**EXERCISE GOAL**
Locate the lines of the listing below that hold "energy", then copy each of them.

**DATA SHOWN**
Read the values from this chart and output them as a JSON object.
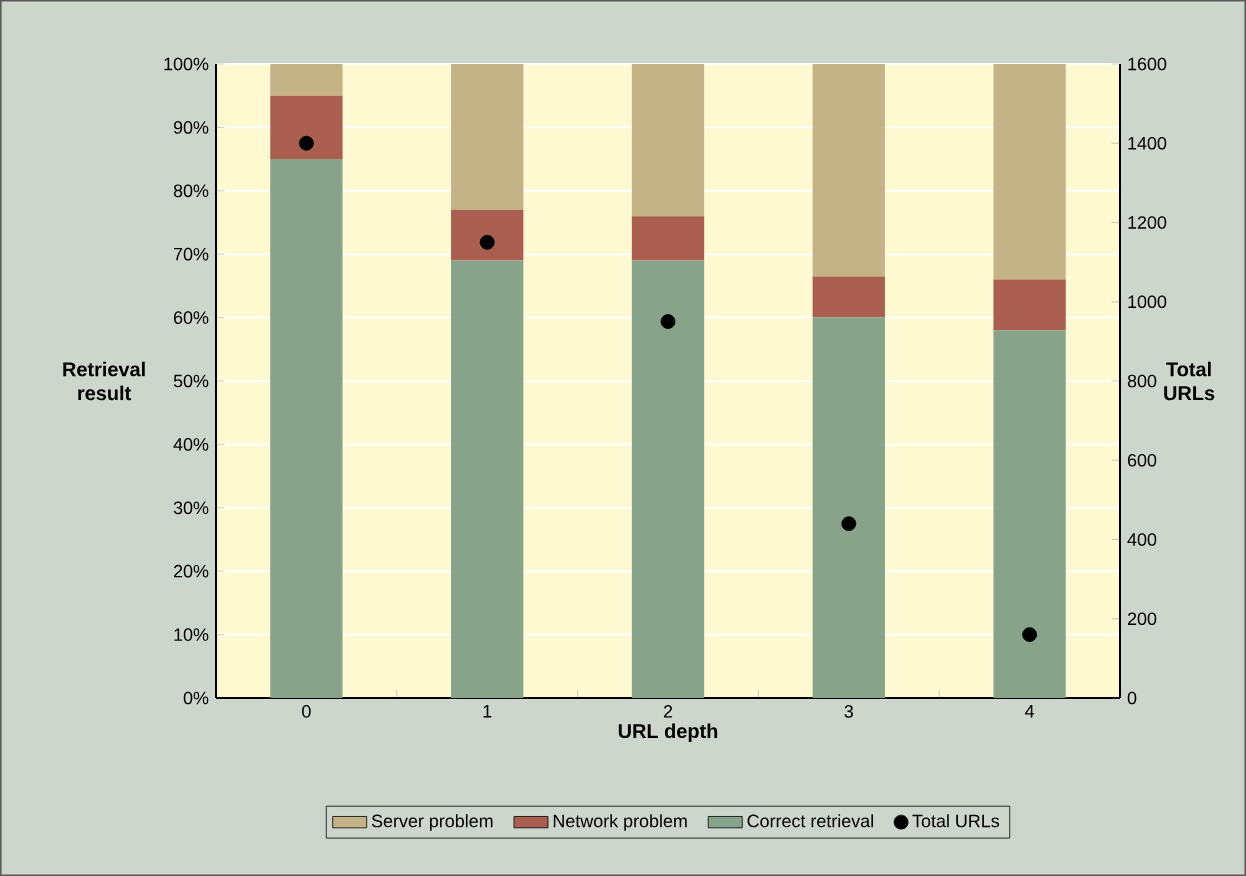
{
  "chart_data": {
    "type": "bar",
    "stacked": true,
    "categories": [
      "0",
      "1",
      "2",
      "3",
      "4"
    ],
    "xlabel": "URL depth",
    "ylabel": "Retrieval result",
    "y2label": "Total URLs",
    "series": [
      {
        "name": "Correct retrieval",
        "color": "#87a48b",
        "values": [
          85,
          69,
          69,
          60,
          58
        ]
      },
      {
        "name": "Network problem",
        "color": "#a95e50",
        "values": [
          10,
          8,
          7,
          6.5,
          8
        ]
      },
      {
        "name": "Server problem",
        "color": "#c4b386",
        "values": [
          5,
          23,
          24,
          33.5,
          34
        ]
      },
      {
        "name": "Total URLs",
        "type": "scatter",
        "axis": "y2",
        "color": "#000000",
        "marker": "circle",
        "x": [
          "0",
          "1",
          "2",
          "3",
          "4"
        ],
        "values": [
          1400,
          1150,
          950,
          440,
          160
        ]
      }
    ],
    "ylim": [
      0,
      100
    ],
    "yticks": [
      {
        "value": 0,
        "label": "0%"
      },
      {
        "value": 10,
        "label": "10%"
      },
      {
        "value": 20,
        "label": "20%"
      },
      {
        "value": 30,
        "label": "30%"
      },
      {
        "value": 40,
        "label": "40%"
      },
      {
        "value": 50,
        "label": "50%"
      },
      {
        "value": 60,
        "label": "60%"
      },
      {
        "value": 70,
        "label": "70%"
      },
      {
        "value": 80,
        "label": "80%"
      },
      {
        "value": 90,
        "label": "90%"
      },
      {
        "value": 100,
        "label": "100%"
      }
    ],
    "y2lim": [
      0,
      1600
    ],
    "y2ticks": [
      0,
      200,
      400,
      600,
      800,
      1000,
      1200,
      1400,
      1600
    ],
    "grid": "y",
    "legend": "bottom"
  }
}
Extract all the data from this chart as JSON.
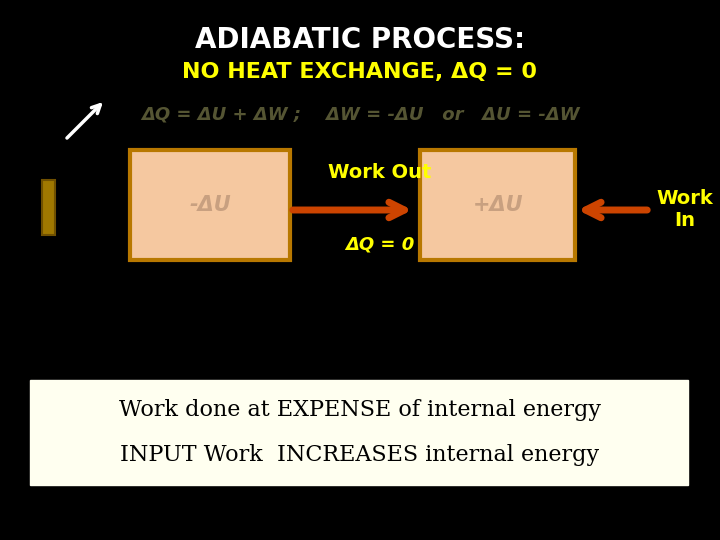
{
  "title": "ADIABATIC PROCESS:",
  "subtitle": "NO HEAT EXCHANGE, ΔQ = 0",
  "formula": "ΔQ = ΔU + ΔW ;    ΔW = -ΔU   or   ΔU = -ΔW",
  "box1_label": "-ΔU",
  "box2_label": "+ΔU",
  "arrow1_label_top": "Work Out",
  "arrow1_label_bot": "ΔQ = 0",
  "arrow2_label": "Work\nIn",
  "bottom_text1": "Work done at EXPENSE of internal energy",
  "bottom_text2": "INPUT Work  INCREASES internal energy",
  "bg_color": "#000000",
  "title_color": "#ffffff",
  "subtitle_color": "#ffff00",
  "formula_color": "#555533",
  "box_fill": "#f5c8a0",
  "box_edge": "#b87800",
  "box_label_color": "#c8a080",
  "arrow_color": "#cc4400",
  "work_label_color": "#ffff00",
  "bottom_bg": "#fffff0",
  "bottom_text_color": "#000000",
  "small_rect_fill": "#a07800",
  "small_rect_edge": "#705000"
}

* * *

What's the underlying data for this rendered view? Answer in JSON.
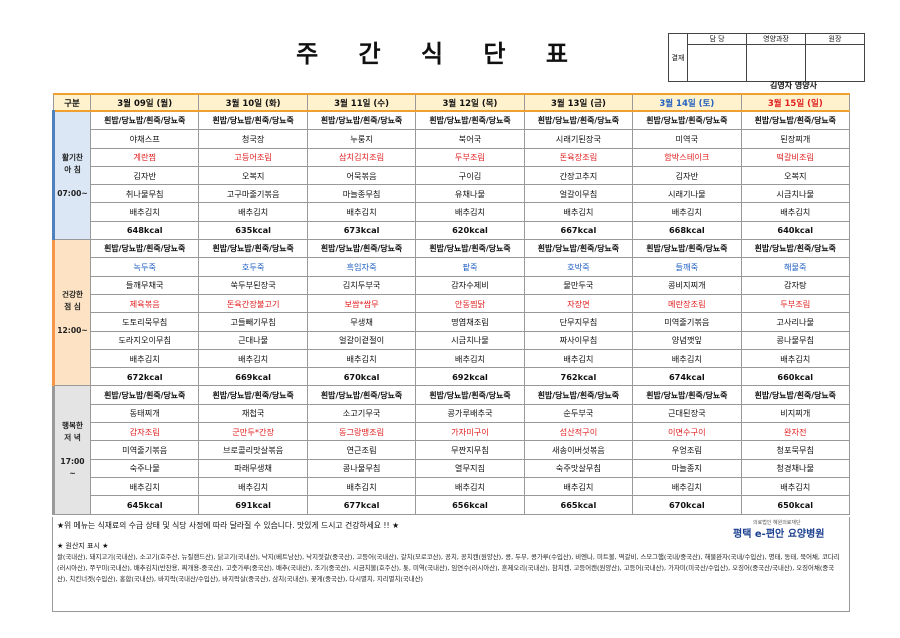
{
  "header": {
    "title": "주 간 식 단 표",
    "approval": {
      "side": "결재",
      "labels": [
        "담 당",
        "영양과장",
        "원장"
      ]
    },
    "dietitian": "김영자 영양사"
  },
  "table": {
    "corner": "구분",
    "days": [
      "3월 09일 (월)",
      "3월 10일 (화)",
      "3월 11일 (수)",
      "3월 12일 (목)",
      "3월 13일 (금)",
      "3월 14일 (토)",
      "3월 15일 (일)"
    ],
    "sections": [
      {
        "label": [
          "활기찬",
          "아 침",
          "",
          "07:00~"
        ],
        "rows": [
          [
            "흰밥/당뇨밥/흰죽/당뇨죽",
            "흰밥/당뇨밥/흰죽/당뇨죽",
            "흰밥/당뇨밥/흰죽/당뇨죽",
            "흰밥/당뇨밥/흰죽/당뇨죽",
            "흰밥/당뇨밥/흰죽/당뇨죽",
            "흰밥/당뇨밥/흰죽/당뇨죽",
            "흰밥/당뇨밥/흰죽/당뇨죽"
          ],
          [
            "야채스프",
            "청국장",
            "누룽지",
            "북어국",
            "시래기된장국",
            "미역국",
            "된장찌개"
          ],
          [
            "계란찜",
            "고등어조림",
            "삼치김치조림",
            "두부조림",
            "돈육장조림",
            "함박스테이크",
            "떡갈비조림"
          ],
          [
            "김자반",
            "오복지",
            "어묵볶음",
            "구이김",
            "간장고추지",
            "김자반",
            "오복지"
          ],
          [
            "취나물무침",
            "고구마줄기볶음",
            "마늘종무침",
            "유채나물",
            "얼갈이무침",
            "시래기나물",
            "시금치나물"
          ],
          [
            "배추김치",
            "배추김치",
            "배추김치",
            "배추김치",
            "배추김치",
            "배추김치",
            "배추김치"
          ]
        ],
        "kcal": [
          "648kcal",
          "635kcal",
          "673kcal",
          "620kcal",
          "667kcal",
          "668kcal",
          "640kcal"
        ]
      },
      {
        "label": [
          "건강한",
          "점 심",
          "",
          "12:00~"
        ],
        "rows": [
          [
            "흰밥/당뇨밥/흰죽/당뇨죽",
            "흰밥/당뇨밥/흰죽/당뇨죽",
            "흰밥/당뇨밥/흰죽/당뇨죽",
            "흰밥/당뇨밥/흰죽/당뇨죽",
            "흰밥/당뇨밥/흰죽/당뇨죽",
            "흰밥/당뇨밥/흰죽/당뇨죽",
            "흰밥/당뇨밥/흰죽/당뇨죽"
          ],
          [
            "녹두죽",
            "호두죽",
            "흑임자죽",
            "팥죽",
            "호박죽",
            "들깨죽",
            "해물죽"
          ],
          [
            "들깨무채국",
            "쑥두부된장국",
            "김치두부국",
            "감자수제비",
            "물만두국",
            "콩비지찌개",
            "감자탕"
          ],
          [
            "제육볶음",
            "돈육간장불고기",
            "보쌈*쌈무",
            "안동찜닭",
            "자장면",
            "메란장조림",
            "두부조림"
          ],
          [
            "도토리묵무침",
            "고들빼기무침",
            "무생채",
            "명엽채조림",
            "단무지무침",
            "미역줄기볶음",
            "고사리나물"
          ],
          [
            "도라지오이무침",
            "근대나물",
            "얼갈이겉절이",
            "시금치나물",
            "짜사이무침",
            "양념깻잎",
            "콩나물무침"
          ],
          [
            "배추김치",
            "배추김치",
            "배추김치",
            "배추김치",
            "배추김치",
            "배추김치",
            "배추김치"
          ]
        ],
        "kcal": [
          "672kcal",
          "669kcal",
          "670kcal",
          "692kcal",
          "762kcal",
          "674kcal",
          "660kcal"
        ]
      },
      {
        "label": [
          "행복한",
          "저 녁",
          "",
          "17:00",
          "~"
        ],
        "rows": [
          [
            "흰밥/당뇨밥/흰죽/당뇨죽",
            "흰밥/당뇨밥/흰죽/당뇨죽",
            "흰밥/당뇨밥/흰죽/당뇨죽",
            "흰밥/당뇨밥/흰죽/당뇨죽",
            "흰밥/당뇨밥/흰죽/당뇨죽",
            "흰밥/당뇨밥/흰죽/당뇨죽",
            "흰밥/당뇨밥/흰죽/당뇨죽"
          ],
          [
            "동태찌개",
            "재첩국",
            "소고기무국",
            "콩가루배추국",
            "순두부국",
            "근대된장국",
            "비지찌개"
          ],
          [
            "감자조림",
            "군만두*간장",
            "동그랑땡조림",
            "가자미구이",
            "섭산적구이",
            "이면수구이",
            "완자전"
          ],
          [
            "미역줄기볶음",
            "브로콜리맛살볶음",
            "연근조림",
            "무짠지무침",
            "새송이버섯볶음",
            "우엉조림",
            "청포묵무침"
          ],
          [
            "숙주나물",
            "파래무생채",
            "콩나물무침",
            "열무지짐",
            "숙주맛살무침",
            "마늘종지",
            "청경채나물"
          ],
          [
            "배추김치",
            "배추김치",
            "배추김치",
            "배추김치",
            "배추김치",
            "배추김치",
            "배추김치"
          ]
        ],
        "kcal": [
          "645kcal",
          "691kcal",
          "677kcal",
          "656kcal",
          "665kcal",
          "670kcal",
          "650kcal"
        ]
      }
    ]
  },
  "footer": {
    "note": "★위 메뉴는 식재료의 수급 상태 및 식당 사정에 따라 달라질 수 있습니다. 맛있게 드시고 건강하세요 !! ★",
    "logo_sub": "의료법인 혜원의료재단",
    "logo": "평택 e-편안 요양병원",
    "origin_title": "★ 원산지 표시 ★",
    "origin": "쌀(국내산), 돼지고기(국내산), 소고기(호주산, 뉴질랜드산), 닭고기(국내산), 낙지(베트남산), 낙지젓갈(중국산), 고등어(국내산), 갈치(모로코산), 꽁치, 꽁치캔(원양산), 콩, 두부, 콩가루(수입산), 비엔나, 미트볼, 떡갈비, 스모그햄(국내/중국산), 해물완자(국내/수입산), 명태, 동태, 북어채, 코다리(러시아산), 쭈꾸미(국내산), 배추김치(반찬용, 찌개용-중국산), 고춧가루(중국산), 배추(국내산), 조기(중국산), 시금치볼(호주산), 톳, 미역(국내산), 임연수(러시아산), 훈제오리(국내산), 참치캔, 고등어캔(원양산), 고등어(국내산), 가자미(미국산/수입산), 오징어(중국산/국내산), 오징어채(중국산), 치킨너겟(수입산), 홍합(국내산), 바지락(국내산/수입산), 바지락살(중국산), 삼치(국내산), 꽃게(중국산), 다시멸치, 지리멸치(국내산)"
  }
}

**EXERCISE SOLUTION**
  "bottom_text1": "Work done at EXPENSE of internal energy",
  "bottom_text2": "INPUT Work  INCREASES internal energy",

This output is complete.